### TASK
Go through the records and extract every line with the word "Sales".
----
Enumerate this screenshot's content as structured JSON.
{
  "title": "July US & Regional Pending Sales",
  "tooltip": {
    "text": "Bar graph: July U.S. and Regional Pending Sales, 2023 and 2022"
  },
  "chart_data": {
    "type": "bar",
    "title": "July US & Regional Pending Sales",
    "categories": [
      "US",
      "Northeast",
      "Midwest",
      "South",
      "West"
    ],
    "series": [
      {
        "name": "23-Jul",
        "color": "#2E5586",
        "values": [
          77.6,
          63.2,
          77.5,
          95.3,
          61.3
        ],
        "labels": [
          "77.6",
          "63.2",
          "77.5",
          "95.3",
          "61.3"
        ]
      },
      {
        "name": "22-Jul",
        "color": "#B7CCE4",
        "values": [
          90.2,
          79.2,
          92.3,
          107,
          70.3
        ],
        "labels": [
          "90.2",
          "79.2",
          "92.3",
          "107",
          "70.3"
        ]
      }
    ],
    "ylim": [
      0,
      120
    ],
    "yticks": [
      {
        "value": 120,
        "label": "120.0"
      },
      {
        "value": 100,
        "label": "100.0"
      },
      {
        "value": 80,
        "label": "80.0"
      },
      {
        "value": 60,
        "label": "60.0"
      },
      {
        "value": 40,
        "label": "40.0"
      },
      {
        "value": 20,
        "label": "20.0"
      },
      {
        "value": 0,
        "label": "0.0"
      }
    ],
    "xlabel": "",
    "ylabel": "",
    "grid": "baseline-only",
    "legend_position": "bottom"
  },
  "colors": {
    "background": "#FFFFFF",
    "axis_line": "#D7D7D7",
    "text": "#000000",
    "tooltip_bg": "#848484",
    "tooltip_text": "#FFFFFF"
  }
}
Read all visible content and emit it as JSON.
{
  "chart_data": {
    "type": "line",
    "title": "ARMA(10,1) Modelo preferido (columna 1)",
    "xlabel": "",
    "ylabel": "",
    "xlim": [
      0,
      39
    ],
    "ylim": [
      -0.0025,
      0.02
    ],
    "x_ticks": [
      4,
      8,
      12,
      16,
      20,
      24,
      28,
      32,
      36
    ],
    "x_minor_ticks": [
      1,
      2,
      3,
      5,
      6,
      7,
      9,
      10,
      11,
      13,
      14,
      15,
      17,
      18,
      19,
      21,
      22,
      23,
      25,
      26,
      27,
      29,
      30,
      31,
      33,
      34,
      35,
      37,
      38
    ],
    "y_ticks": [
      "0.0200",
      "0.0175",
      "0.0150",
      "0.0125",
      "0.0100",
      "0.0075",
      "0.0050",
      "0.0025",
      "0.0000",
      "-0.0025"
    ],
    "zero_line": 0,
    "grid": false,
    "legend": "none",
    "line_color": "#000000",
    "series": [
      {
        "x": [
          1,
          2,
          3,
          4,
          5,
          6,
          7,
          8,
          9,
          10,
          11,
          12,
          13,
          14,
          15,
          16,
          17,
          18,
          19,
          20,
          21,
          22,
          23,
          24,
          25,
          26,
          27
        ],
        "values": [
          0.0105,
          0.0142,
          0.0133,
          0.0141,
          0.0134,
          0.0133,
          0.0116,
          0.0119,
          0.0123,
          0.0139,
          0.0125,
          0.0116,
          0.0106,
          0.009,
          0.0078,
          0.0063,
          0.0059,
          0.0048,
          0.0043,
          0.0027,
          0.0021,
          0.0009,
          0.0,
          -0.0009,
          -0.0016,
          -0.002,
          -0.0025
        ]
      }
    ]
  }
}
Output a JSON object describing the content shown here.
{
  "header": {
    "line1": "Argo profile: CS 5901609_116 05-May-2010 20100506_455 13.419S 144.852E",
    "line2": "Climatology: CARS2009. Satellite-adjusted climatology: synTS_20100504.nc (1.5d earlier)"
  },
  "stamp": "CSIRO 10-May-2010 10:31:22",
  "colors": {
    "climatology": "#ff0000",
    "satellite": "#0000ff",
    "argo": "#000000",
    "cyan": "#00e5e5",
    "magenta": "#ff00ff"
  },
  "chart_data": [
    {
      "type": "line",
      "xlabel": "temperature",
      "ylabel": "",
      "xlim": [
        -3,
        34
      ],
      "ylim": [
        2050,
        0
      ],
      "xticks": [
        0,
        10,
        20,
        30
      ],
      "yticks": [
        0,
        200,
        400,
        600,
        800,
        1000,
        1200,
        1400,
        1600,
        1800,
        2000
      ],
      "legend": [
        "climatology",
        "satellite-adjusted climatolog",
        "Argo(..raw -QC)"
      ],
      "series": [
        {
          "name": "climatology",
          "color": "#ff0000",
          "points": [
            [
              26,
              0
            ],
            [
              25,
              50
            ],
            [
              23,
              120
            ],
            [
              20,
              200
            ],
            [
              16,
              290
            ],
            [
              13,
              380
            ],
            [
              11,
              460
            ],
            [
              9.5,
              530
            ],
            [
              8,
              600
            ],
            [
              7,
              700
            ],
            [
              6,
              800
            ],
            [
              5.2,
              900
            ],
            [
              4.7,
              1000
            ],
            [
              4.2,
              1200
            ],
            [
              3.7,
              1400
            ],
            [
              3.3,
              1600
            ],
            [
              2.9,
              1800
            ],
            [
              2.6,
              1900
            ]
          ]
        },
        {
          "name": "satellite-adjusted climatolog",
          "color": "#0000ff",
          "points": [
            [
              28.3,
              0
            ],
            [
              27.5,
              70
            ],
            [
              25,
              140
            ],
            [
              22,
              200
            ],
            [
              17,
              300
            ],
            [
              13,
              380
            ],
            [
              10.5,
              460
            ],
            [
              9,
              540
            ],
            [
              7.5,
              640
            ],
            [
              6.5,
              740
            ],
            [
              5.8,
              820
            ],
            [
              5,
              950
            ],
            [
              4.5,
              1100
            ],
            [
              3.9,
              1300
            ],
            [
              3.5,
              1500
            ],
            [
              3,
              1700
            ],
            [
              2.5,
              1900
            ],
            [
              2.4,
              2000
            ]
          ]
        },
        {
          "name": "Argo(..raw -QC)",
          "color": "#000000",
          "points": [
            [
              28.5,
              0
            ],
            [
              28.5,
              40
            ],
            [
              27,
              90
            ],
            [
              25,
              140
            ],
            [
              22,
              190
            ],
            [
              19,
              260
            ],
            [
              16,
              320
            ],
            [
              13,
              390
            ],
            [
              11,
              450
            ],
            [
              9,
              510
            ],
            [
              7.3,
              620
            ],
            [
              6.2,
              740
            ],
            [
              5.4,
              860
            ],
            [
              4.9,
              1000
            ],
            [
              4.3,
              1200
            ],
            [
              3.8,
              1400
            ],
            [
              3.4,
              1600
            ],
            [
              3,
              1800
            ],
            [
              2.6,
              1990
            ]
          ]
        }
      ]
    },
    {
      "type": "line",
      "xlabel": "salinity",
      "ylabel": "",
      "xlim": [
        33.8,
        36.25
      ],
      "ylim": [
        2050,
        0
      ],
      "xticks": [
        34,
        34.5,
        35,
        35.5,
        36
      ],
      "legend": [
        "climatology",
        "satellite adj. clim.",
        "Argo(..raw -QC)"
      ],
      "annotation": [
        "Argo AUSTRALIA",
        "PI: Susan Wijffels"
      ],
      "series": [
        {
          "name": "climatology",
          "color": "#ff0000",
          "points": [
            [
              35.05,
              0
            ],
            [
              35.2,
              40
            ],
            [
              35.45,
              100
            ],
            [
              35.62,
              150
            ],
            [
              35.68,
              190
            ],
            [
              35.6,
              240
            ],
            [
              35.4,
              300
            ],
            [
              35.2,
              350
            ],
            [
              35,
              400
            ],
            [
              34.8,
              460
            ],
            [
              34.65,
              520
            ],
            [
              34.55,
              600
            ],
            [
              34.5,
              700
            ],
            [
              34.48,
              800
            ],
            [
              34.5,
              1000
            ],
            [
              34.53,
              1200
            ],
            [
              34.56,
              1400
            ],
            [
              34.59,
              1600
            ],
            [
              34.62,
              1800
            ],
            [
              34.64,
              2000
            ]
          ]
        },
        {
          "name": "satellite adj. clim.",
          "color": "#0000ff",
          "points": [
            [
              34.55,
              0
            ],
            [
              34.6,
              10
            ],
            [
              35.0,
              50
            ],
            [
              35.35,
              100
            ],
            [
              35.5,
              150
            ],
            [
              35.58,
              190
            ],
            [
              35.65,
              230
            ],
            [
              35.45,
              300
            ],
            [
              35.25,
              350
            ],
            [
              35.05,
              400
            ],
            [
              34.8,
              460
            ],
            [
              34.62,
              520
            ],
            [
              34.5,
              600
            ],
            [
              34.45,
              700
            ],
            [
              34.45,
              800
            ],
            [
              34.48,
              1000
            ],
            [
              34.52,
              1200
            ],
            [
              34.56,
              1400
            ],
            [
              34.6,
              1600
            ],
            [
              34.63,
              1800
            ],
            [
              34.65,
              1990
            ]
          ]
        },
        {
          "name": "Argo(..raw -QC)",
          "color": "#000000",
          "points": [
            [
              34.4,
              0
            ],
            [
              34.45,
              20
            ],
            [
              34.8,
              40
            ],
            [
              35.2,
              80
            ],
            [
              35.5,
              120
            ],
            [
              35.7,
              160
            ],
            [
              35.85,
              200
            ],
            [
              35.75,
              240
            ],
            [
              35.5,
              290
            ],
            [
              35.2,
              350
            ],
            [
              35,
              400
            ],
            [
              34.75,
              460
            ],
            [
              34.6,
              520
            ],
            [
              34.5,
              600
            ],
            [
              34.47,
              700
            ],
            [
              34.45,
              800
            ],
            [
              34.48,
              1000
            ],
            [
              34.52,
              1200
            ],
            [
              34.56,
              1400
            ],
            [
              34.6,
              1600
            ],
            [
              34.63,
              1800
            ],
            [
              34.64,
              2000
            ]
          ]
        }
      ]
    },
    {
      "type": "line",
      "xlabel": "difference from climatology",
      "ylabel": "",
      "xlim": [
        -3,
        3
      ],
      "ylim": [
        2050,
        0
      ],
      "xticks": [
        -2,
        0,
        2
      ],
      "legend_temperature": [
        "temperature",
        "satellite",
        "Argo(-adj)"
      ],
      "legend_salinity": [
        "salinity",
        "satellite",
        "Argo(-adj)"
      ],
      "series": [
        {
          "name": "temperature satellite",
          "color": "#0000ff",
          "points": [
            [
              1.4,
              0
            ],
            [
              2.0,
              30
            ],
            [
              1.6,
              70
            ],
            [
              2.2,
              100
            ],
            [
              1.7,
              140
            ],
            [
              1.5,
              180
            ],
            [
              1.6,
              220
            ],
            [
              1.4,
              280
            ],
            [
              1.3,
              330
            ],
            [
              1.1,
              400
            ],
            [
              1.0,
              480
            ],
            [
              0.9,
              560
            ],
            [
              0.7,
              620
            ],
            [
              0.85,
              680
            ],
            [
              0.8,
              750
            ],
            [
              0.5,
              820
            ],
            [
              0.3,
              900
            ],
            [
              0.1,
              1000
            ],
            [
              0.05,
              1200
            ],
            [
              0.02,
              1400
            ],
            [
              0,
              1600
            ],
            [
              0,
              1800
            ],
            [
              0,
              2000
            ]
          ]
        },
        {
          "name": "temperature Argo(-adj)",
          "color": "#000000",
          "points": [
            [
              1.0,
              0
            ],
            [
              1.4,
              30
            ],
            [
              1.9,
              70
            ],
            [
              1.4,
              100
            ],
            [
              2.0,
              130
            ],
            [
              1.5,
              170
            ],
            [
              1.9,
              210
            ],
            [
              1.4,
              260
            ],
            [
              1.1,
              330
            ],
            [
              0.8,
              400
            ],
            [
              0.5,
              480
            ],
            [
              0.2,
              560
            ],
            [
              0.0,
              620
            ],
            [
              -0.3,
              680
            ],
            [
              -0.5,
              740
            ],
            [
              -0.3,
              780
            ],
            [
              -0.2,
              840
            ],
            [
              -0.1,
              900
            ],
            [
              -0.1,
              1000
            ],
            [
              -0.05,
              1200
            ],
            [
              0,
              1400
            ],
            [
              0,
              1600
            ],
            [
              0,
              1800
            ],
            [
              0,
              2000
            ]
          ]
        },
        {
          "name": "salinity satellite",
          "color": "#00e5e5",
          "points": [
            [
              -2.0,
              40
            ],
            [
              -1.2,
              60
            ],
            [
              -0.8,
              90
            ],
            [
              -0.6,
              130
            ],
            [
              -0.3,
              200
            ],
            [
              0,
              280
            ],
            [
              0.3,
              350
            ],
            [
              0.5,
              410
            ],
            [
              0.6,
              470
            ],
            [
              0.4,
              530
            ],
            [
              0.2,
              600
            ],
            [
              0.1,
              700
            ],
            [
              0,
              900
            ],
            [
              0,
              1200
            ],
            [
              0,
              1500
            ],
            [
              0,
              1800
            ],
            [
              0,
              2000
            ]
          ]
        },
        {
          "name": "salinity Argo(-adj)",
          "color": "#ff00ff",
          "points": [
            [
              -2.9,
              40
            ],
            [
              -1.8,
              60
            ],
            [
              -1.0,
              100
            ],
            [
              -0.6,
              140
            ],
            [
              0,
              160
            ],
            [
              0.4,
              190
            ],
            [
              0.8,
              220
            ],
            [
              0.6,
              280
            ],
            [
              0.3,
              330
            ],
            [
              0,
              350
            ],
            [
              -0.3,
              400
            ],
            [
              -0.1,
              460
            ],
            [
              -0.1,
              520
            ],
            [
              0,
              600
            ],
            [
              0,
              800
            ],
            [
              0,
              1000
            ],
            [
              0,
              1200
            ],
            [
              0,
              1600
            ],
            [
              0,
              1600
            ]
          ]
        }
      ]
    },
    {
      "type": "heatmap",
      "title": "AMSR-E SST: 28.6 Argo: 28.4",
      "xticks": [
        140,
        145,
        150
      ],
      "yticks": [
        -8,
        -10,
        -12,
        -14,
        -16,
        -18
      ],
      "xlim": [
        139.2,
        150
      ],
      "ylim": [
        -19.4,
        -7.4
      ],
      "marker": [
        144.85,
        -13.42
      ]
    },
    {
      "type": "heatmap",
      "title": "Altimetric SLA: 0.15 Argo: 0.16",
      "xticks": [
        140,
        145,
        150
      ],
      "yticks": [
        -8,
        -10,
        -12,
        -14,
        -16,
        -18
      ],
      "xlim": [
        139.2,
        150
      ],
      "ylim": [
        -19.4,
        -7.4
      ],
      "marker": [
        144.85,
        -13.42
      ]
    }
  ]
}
----
### OUTPUT FOR THIS TASK
  "title": "July US & Regional Pending Sales",
    "text": "Bar graph: July U.S. and Regional Pending Sales, 2023 and 2022"
    "title": "July US & Regional Pending Sales",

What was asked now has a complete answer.